Transcribe the entries below with complete accuracy, excluding the pictures.

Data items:
......

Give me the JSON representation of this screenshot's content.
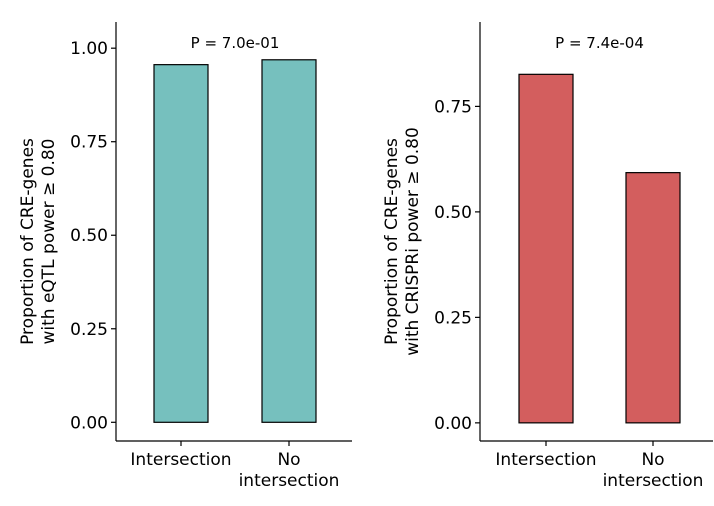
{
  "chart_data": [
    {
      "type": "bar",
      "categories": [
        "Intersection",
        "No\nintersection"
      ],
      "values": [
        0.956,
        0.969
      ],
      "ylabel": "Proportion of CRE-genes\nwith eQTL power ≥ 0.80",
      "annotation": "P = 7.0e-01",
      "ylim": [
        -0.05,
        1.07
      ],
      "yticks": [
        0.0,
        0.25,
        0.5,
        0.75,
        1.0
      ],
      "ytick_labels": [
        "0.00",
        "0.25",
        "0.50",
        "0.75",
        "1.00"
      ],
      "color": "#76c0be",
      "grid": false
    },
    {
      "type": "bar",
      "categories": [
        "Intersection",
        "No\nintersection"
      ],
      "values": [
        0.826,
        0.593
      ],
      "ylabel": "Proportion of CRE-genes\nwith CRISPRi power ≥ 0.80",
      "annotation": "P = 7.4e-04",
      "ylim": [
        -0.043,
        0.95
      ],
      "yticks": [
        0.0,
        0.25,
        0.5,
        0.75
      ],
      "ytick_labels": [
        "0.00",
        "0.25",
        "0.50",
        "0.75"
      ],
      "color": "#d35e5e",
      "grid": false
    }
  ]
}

......

Expected answer ▸
Give me the JSON representation of this screenshot's content.
{
  "chart_data": [
    {
      "type": "bar",
      "categories": [
        "Intersection",
        "No\nintersection"
      ],
      "values": [
        0.956,
        0.969
      ],
      "ylabel": "Proportion of CRE-genes\nwith eQTL power ≥ 0.80",
      "annotation": "P = 7.0e-01",
      "ylim": [
        -0.05,
        1.07
      ],
      "yticks": [
        0.0,
        0.25,
        0.5,
        0.75,
        1.0
      ],
      "ytick_labels": [
        "0.00",
        "0.25",
        "0.50",
        "0.75",
        "1.00"
      ],
      "color": "#76c0be",
      "grid": false
    },
    {
      "type": "bar",
      "categories": [
        "Intersection",
        "No\nintersection"
      ],
      "values": [
        0.826,
        0.593
      ],
      "ylabel": "Proportion of CRE-genes\nwith CRISPRi power ≥ 0.80",
      "annotation": "P = 7.4e-04",
      "ylim": [
        -0.043,
        0.95
      ],
      "yticks": [
        0.0,
        0.25,
        0.5,
        0.75
      ],
      "ytick_labels": [
        "0.00",
        "0.25",
        "0.50",
        "0.75"
      ],
      "color": "#d35e5e",
      "grid": false
    }
  ]
}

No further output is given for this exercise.